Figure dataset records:
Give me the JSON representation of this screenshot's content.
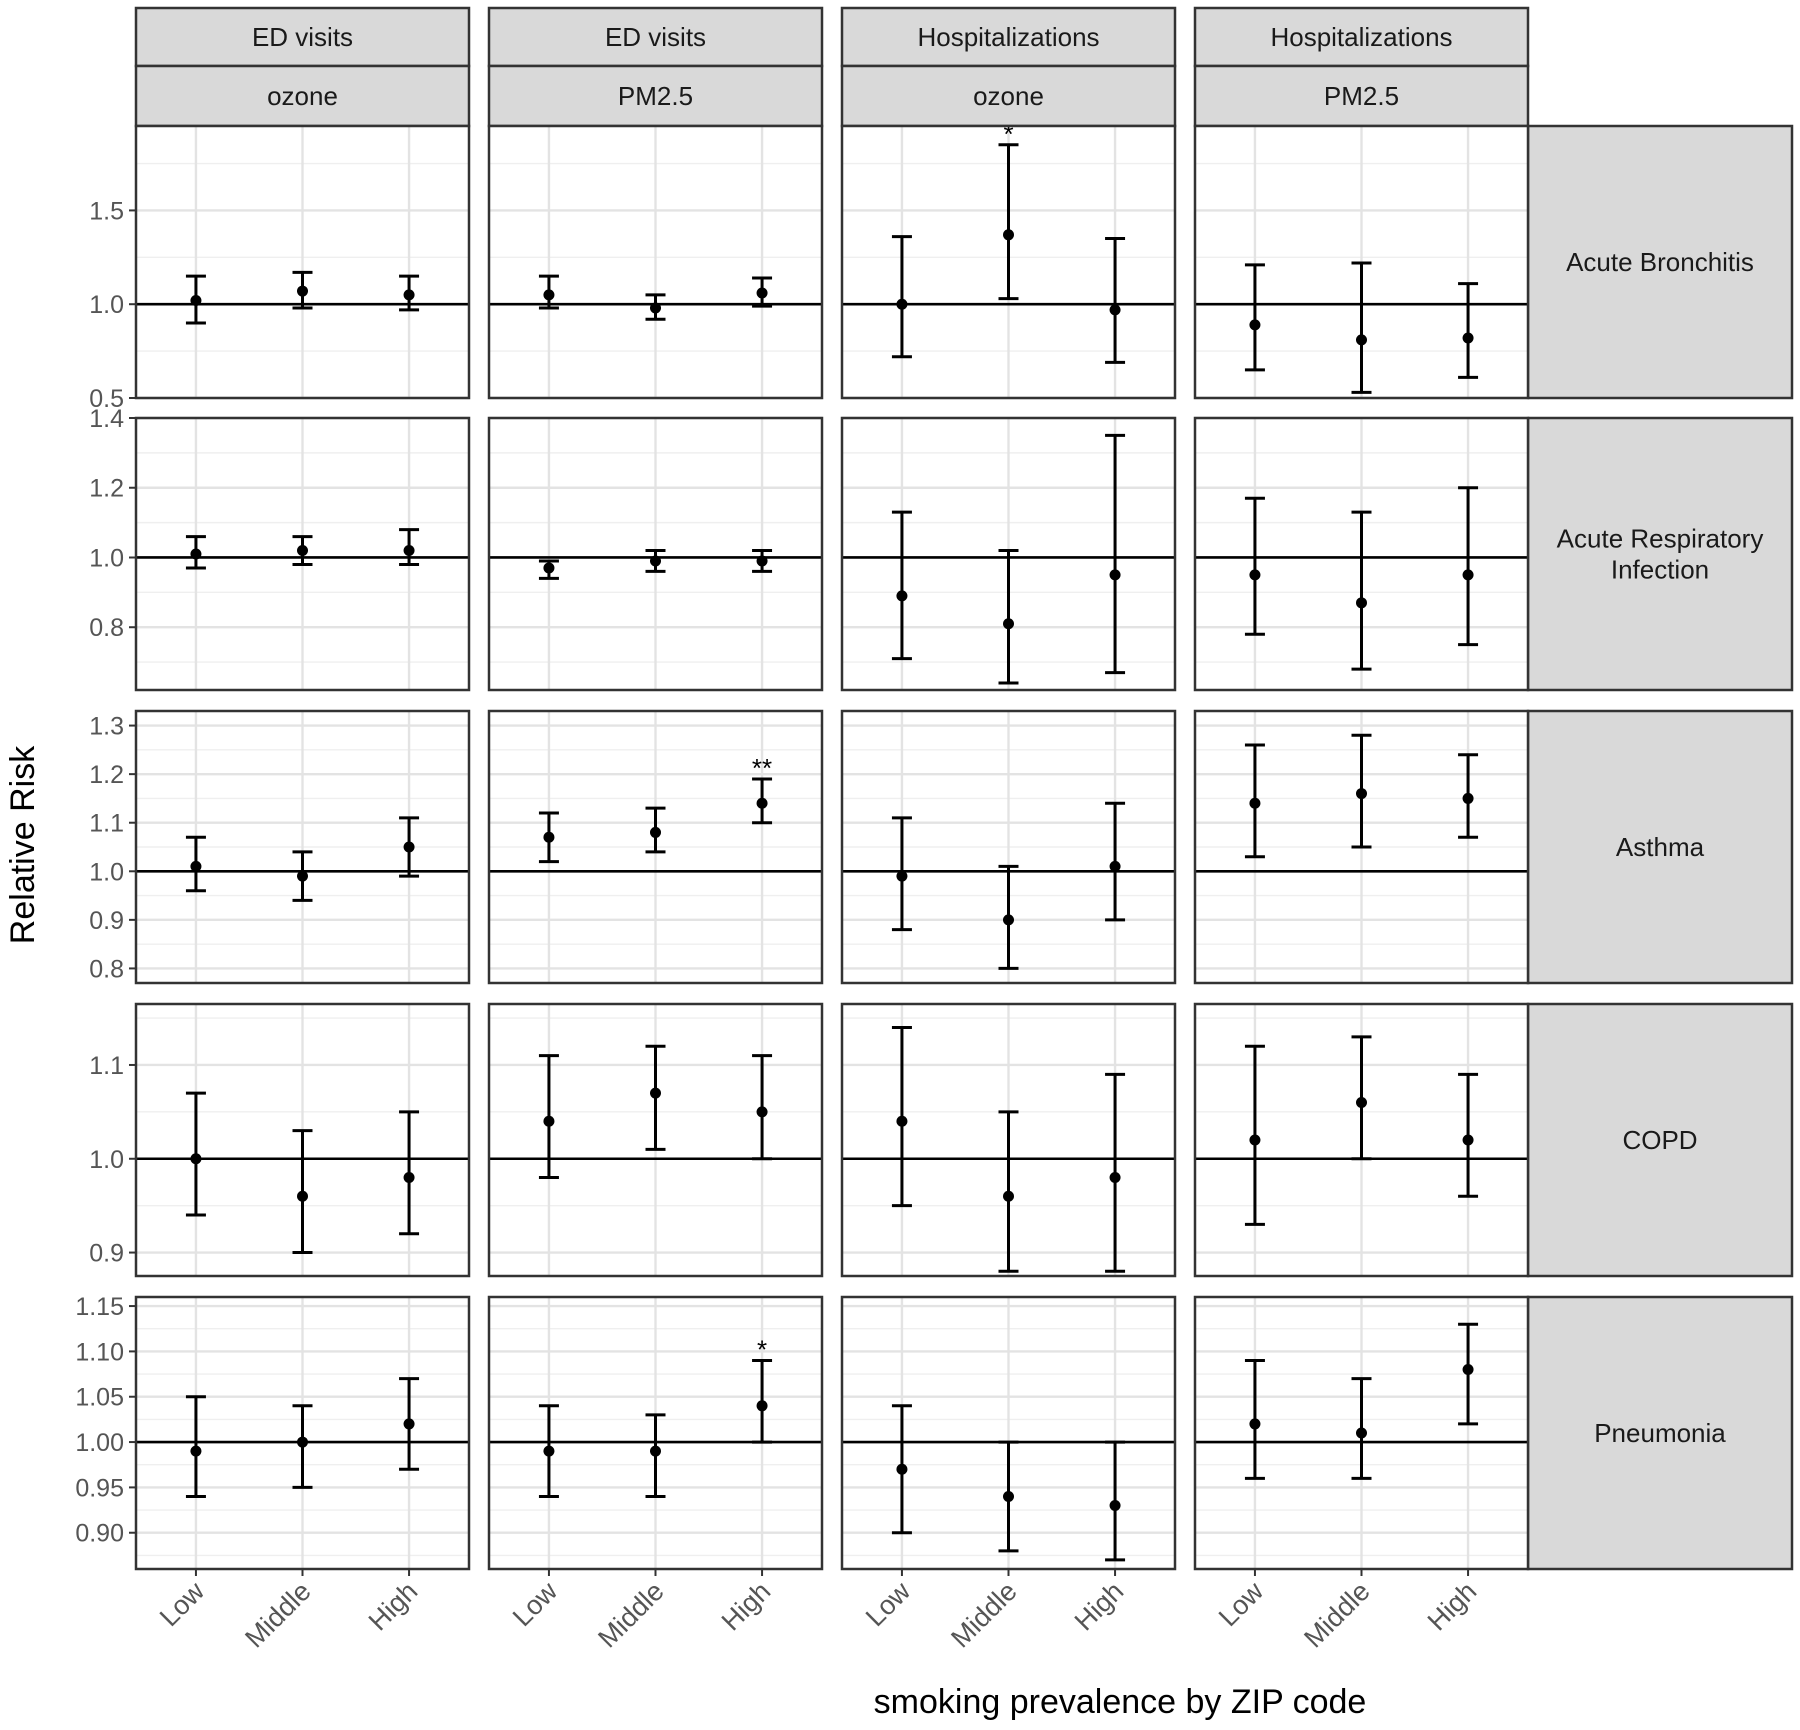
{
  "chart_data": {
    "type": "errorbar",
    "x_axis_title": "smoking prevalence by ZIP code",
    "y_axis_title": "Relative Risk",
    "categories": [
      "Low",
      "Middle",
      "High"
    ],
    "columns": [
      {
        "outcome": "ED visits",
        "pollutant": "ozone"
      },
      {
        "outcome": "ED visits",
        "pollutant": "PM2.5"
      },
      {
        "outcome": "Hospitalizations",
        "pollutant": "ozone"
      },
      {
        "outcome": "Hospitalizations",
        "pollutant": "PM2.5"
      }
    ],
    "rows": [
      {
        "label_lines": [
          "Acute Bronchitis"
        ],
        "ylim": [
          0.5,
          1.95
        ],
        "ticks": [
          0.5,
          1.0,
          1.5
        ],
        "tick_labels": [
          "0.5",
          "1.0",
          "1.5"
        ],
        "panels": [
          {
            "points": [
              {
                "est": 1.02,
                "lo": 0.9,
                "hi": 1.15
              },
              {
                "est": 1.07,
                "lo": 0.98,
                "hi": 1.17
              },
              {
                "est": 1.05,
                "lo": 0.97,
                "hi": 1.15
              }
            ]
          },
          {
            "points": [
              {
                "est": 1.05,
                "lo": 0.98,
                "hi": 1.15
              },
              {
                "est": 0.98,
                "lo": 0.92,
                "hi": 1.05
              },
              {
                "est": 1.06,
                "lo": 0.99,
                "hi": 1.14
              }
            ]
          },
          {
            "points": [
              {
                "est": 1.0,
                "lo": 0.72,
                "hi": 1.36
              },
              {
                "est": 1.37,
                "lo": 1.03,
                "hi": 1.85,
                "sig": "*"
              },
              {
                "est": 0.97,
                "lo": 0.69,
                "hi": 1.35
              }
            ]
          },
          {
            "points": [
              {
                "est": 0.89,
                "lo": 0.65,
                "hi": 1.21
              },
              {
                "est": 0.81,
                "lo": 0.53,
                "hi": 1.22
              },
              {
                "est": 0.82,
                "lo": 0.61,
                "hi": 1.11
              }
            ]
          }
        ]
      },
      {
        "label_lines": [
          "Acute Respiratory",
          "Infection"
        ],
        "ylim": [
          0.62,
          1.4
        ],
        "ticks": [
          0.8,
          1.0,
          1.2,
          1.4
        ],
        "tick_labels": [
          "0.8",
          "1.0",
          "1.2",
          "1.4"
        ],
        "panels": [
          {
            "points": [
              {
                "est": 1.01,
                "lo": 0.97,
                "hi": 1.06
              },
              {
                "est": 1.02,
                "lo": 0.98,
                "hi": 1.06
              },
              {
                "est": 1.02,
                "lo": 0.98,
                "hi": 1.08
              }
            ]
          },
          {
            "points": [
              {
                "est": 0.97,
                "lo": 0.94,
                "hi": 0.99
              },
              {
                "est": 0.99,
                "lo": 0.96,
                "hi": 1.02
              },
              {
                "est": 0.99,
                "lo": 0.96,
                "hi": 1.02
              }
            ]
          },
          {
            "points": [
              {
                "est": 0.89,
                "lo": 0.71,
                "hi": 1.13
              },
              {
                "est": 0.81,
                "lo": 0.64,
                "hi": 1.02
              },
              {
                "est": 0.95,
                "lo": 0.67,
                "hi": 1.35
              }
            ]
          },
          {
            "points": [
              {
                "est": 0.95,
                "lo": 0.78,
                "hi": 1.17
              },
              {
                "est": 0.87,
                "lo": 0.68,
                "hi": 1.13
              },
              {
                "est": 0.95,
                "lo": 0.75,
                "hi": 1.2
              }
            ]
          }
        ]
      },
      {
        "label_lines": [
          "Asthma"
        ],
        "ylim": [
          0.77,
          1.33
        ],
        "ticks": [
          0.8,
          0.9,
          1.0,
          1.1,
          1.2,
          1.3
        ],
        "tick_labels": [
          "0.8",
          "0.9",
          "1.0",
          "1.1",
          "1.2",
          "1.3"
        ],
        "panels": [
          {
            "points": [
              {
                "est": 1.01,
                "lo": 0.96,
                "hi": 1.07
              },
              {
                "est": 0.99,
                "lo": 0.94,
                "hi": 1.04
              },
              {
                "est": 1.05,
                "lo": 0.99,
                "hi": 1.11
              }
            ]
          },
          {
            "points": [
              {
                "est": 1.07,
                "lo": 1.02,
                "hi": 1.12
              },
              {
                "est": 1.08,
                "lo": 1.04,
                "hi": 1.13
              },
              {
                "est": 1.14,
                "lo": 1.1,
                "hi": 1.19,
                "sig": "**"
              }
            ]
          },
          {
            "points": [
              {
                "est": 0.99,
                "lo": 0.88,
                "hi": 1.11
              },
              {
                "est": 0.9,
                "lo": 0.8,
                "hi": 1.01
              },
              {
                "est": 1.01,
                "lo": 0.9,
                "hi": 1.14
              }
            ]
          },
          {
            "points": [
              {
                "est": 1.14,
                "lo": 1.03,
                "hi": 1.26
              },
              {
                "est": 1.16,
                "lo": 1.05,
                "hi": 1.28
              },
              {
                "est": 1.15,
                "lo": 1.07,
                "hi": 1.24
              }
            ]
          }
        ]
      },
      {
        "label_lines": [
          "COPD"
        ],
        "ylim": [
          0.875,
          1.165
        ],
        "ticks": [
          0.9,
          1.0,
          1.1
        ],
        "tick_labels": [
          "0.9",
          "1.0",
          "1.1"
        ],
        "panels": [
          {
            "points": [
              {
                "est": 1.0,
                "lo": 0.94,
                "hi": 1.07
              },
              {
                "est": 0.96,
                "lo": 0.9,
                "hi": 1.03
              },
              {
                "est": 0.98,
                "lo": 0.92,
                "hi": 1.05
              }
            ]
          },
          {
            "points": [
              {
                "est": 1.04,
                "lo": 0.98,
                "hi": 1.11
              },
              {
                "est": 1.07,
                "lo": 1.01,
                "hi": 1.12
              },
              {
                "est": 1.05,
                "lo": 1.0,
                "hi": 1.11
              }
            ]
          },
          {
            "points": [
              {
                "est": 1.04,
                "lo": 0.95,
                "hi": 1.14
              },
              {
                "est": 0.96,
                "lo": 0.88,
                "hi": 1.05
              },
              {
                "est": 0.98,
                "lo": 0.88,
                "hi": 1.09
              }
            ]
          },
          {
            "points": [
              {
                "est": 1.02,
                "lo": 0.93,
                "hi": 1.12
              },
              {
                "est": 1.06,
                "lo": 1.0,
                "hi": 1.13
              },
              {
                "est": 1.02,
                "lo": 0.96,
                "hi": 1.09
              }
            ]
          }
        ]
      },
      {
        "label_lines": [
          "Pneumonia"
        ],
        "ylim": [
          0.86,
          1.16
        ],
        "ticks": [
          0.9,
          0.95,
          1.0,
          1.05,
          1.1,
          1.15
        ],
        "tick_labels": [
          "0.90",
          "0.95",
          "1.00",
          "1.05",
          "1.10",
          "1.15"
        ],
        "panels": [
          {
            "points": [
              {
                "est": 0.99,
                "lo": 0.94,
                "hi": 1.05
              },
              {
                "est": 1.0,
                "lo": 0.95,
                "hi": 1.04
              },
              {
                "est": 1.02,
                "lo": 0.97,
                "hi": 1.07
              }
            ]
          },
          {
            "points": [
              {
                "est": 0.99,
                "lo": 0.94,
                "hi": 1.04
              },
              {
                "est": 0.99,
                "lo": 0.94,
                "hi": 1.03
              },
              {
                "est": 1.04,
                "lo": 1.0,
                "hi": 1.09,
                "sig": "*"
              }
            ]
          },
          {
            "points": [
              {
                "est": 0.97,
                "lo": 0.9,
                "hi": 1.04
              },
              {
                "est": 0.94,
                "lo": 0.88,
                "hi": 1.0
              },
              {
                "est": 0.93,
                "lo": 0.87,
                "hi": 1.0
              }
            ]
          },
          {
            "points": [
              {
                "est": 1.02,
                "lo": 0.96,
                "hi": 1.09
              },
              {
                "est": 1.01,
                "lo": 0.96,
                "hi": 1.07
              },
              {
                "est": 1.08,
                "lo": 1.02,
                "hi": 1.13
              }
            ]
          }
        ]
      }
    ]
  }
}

#### The exercise:
Return all lines with the word "Acute" in them.

#### Full solution:
          "Acute Bronchitis"
          "Acute Respiratory",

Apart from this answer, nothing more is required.